* Begin *
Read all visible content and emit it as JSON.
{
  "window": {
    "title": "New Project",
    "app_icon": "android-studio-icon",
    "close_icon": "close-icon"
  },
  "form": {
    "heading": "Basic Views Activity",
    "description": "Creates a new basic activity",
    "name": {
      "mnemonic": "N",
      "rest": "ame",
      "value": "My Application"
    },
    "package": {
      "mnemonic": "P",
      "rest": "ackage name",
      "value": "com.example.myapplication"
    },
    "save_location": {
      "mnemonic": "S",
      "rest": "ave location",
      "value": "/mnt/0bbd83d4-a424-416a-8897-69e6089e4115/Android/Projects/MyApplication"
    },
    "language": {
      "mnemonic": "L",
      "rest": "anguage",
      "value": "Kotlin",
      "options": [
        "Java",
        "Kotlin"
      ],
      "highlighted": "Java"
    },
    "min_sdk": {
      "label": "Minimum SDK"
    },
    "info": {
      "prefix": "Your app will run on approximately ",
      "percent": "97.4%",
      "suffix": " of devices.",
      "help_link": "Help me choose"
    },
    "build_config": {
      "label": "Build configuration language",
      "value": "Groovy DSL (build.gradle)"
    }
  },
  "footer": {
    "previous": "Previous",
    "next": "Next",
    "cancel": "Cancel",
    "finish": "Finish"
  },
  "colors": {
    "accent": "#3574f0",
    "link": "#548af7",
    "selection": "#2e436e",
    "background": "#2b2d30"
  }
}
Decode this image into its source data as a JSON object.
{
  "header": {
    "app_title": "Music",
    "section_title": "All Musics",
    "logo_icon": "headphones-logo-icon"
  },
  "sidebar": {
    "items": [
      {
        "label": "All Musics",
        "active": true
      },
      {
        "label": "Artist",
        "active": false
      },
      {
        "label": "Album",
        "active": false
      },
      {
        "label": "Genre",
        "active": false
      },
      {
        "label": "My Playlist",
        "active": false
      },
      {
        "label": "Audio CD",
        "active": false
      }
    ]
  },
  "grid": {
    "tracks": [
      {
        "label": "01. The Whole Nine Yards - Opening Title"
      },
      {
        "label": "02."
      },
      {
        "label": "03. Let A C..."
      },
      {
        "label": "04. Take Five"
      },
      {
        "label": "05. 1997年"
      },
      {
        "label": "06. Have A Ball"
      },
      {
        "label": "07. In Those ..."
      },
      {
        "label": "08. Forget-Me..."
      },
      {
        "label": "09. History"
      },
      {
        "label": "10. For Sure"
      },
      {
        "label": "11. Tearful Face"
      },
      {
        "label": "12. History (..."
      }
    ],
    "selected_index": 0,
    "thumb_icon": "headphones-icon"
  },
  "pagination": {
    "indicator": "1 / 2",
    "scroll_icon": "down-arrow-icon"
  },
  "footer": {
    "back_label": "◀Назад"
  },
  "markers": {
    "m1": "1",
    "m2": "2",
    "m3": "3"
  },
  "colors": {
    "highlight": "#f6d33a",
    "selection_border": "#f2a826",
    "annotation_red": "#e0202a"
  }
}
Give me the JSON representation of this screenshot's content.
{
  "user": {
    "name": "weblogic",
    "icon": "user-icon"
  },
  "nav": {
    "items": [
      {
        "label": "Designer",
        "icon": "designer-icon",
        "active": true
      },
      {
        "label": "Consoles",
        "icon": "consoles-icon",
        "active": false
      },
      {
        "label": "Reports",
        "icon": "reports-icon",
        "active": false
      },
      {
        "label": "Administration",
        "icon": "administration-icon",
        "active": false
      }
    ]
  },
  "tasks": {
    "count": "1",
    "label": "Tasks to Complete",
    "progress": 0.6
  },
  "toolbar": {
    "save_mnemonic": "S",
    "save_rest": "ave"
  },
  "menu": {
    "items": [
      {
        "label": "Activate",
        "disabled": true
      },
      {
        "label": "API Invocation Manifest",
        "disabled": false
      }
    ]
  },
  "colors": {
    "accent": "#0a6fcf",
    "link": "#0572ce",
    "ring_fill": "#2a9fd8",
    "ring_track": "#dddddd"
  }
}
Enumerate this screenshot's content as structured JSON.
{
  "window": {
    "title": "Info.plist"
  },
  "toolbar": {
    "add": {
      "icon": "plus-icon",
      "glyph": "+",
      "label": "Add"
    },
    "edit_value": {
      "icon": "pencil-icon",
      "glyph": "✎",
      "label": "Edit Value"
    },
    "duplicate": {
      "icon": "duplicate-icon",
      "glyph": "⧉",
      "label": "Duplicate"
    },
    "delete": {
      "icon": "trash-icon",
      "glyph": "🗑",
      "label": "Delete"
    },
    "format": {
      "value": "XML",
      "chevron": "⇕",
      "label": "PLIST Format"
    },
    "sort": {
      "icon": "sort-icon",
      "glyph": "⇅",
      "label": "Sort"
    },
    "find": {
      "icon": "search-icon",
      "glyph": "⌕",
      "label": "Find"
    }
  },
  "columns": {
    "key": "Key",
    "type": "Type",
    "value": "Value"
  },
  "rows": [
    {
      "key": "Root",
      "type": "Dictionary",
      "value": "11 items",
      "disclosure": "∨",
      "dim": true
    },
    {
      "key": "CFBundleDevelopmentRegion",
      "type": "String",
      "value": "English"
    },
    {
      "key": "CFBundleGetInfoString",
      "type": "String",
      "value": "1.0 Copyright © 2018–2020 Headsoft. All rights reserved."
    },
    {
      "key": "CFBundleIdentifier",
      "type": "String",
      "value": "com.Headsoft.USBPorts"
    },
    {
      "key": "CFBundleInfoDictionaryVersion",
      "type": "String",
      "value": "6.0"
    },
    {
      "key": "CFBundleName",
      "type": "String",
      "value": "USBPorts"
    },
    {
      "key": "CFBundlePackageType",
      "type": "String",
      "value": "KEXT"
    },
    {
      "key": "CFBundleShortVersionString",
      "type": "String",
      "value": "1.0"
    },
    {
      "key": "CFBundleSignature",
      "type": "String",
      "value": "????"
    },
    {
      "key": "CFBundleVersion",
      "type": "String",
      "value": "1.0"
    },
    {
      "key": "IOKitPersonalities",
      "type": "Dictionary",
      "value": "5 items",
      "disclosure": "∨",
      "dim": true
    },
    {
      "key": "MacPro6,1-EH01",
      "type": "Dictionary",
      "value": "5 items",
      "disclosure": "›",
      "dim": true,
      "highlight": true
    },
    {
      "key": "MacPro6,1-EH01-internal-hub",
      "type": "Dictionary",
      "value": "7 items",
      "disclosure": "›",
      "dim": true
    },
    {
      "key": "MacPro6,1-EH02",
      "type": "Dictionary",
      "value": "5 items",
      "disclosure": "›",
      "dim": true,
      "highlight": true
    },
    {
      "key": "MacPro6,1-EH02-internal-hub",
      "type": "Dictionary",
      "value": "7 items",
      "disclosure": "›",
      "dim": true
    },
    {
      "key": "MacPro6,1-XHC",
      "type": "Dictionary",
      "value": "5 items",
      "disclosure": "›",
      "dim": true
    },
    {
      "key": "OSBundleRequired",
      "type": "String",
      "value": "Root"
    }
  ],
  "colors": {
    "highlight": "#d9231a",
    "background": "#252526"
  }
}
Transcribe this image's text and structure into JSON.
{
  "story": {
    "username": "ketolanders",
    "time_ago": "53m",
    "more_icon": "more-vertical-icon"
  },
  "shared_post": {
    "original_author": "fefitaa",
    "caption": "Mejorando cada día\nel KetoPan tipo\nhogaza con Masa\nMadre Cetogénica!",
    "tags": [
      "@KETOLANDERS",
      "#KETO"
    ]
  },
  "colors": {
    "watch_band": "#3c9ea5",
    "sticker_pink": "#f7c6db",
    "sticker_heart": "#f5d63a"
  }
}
* End *
PROBLEM REQUIREMENTS
Reproduce the material precisely, including every line.

TASK ANSWER
Read all visible content and emit it as JSON.
{
  "window": {
    "title": "New Project",
    "app_icon": "android-studio-icon",
    "close_icon": "close-icon"
  },
  "form": {
    "heading": "Basic Views Activity",
    "description": "Creates a new basic activity",
    "name": {
      "mnemonic": "N",
      "rest": "ame",
      "value": "My Application"
    },
    "package": {
      "mnemonic": "P",
      "rest": "ackage name",
      "value": "com.example.myapplication"
    },
    "save_location": {
      "mnemonic": "S",
      "rest": "ave location",
      "value": "/mnt/0bbd83d4-a424-416a-8897-69e6089e4115/Android/Projects/MyApplication"
    },
    "language": {
      "mnemonic": "L",
      "rest": "anguage",
      "value": "Kotlin",
      "options": [
        "Java",
        "Kotlin"
      ],
      "highlighted": "Java"
    },
    "min_sdk": {
      "label": "Minimum SDK"
    },
    "info": {
      "prefix": "Your app will run on approximately ",
      "percent": "97.4%",
      "suffix": " of devices.",
      "help_link": "Help me choose"
    },
    "build_config": {
      "label": "Build configuration language",
      "value": "Groovy DSL (build.gradle)"
    }
  },
  "footer": {
    "previous": "Previous",
    "next": "Next",
    "cancel": "Cancel",
    "finish": "Finish"
  },
  "colors": {
    "accent": "#3574f0",
    "link": "#548af7",
    "selection": "#2e436e",
    "background": "#2b2d30"
  }
}
Decode this image into its source data as a JSON object.
{
  "header": {
    "app_title": "Music",
    "section_title": "All Musics",
    "logo_icon": "headphones-logo-icon"
  },
  "sidebar": {
    "items": [
      {
        "label": "All Musics",
        "active": true
      },
      {
        "label": "Artist",
        "active": false
      },
      {
        "label": "Album",
        "active": false
      },
      {
        "label": "Genre",
        "active": false
      },
      {
        "label": "My Playlist",
        "active": false
      },
      {
        "label": "Audio CD",
        "active": false
      }
    ]
  },
  "grid": {
    "tracks": [
      {
        "label": "01. The Whole Nine Yards - Opening Title"
      },
      {
        "label": "02."
      },
      {
        "label": "03. Let A C..."
      },
      {
        "label": "04. Take Five"
      },
      {
        "label": "05. 1997年"
      },
      {
        "label": "06. Have A Ball"
      },
      {
        "label": "07. In Those ..."
      },
      {
        "label": "08. Forget-Me..."
      },
      {
        "label": "09. History"
      },
      {
        "label": "10. For Sure"
      },
      {
        "label": "11. Tearful Face"
      },
      {
        "label": "12. History (..."
      }
    ],
    "selected_index": 0,
    "thumb_icon": "headphones-icon"
  },
  "pagination": {
    "indicator": "1 / 2",
    "scroll_icon": "down-arrow-icon"
  },
  "footer": {
    "back_label": "◀Назад"
  },
  "markers": {
    "m1": "1",
    "m2": "2",
    "m3": "3"
  },
  "colors": {
    "highlight": "#f6d33a",
    "selection_border": "#f2a826",
    "annotation_red": "#e0202a"
  }
}
Give me the JSON representation of this screenshot's content.
{
  "user": {
    "name": "weblogic",
    "icon": "user-icon"
  },
  "nav": {
    "items": [
      {
        "label": "Designer",
        "icon": "designer-icon",
        "active": true
      },
      {
        "label": "Consoles",
        "icon": "consoles-icon",
        "active": false
      },
      {
        "label": "Reports",
        "icon": "reports-icon",
        "active": false
      },
      {
        "label": "Administration",
        "icon": "administration-icon",
        "active": false
      }
    ]
  },
  "tasks": {
    "count": "1",
    "label": "Tasks to Complete",
    "progress": 0.6
  },
  "toolbar": {
    "save_mnemonic": "S",
    "save_rest": "ave"
  },
  "menu": {
    "items": [
      {
        "label": "Activate",
        "disabled": true
      },
      {
        "label": "API Invocation Manifest",
        "disabled": false
      }
    ]
  },
  "colors": {
    "accent": "#0a6fcf",
    "link": "#0572ce",
    "ring_fill": "#2a9fd8",
    "ring_track": "#dddddd"
  }
}
Enumerate this screenshot's content as structured JSON.
{
  "window": {
    "title": "Info.plist"
  },
  "toolbar": {
    "add": {
      "icon": "plus-icon",
      "glyph": "+",
      "label": "Add"
    },
    "edit_value": {
      "icon": "pencil-icon",
      "glyph": "✎",
      "label": "Edit Value"
    },
    "duplicate": {
      "icon": "duplicate-icon",
      "glyph": "⧉",
      "label": "Duplicate"
    },
    "delete": {
      "icon": "trash-icon",
      "glyph": "🗑",
      "label": "Delete"
    },
    "format": {
      "value": "XML",
      "chevron": "⇕",
      "label": "PLIST Format"
    },
    "sort": {
      "icon": "sort-icon",
      "glyph": "⇅",
      "label": "Sort"
    },
    "find": {
      "icon": "search-icon",
      "glyph": "⌕",
      "label": "Find"
    }
  },
  "columns": {
    "key": "Key",
    "type": "Type",
    "value": "Value"
  },
  "rows": [
    {
      "key": "Root",
      "type": "Dictionary",
      "value": "11 items",
      "disclosure": "∨",
      "dim": true
    },
    {
      "key": "CFBundleDevelopmentRegion",
      "type": "String",
      "value": "English"
    },
    {
      "key": "CFBundleGetInfoString",
      "type": "String",
      "value": "1.0 Copyright © 2018–2020 Headsoft. All rights reserved."
    },
    {
      "key": "CFBundleIdentifier",
      "type": "String",
      "value": "com.Headsoft.USBPorts"
    },
    {
      "key": "CFBundleInfoDictionaryVersion",
      "type": "String",
      "value": "6.0"
    },
    {
      "key": "CFBundleName",
      "type": "String",
      "value": "USBPorts"
    },
    {
      "key": "CFBundlePackageType",
      "type": "String",
      "value": "KEXT"
    },
    {
      "key": "CFBundleShortVersionString",
      "type": "String",
      "value": "1.0"
    },
    {
      "key": "CFBundleSignature",
      "type": "String",
      "value": "????"
    },
    {
      "key": "CFBundleVersion",
      "type": "String",
      "value": "1.0"
    },
    {
      "key": "IOKitPersonalities",
      "type": "Dictionary",
      "value": "5 items",
      "disclosure": "∨",
      "dim": true
    },
    {
      "key": "MacPro6,1-EH01",
      "type": "Dictionary",
      "value": "5 items",
      "disclosure": "›",
      "dim": true,
      "highlight": true
    },
    {
      "key": "MacPro6,1-EH01-internal-hub",
      "type": "Dictionary",
      "value": "7 items",
      "disclosure": "›",
      "dim": true
    },
    {
      "key": "MacPro6,1-EH02",
      "type": "Dictionary",
      "value": "5 items",
      "disclosure": "›",
      "dim": true,
      "highlight": true
    },
    {
      "key": "MacPro6,1-EH02-internal-hub",
      "type": "Dictionary",
      "value": "7 items",
      "disclosure": "›",
      "dim": true
    },
    {
      "key": "MacPro6,1-XHC",
      "type": "Dictionary",
      "value": "5 items",
      "disclosure": "›",
      "dim": true
    },
    {
      "key": "OSBundleRequired",
      "type": "String",
      "value": "Root"
    }
  ],
  "colors": {
    "highlight": "#d9231a",
    "background": "#252526"
  }
}
Transcribe this image's text and structure into JSON.
{
  "story": {
    "username": "ketolanders",
    "time_ago": "53m",
    "more_icon": "more-vertical-icon"
  },
  "shared_post": {
    "original_author": "fefitaa",
    "caption": "Mejorando cada día\nel KetoPan tipo\nhogaza con Masa\nMadre Cetogénica!",
    "tags": [
      "@KETOLANDERS",
      "#KETO"
    ]
  },
  "colors": {
    "watch_band": "#3c9ea5",
    "sticker_pink": "#f7c6db",
    "sticker_heart": "#f5d63a"
  }
}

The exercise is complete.